### [Objective]
Each line that holds the word "implementation" counts once; give the total for the records below and nothing else.

[Begin]

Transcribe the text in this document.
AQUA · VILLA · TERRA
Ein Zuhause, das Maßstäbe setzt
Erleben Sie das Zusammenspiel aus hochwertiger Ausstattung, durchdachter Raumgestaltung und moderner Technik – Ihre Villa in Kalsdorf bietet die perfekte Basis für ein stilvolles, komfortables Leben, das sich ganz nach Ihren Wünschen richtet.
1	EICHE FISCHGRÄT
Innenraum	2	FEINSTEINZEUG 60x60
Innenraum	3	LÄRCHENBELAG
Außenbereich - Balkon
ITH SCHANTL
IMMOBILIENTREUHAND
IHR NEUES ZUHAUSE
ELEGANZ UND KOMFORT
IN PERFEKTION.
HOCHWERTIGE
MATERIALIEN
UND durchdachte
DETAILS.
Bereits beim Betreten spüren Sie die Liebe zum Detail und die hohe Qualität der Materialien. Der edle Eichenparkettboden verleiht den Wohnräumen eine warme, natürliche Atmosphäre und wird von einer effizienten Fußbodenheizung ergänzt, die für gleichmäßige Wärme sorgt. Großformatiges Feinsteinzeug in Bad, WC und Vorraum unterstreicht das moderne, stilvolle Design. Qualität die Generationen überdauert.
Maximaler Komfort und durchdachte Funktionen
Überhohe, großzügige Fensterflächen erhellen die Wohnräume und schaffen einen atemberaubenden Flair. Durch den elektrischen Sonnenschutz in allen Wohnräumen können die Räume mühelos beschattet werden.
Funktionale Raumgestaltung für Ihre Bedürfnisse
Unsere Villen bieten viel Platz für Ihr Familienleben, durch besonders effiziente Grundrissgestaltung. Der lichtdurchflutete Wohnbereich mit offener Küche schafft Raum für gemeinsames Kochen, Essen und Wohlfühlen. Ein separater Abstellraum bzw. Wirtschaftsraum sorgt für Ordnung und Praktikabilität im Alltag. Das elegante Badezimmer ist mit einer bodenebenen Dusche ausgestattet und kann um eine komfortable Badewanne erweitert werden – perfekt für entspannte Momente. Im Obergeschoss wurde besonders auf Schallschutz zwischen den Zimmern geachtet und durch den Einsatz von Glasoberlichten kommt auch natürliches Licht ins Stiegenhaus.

[End]
[Begin]

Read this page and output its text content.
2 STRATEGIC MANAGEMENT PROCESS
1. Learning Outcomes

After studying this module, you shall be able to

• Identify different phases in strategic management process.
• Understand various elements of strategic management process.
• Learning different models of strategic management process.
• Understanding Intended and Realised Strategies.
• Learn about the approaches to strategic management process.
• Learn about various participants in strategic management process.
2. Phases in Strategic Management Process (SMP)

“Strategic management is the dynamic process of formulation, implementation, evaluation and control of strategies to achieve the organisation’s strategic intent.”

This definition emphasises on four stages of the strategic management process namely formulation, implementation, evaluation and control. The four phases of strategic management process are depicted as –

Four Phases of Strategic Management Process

[End]
[Begin]

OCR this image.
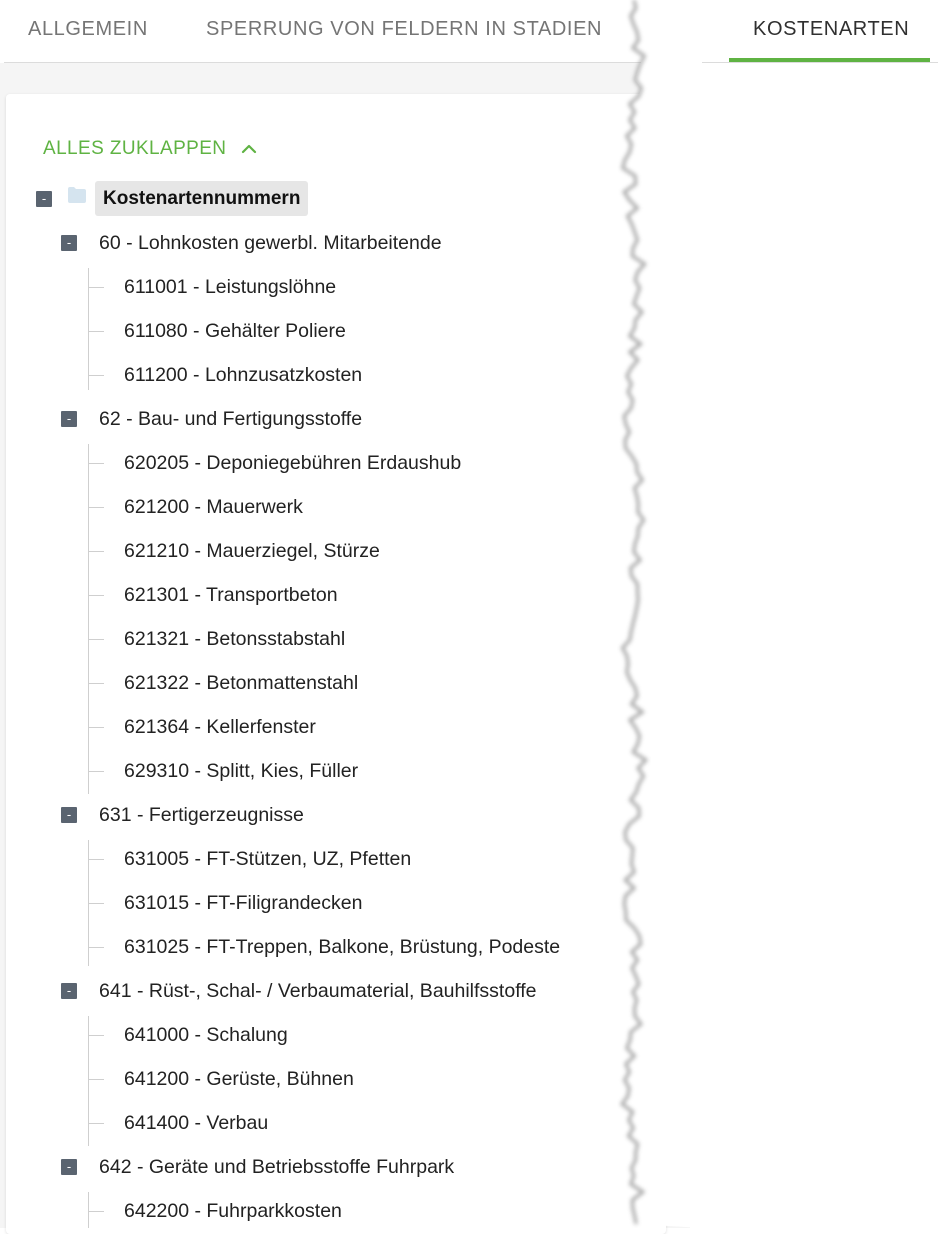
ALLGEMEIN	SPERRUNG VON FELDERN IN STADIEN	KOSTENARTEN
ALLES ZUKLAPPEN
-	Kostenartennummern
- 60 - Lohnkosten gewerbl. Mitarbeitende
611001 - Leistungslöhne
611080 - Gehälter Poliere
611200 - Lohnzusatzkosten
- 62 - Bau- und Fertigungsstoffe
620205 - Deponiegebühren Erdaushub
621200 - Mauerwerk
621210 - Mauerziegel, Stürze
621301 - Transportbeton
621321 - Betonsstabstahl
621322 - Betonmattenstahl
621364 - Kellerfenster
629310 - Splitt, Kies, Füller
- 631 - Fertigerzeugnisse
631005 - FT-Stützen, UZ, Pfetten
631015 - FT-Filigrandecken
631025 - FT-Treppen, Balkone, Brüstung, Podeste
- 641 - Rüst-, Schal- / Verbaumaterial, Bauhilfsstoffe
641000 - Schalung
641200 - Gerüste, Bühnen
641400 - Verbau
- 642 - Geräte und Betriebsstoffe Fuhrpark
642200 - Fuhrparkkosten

[End]

### [Task output]
2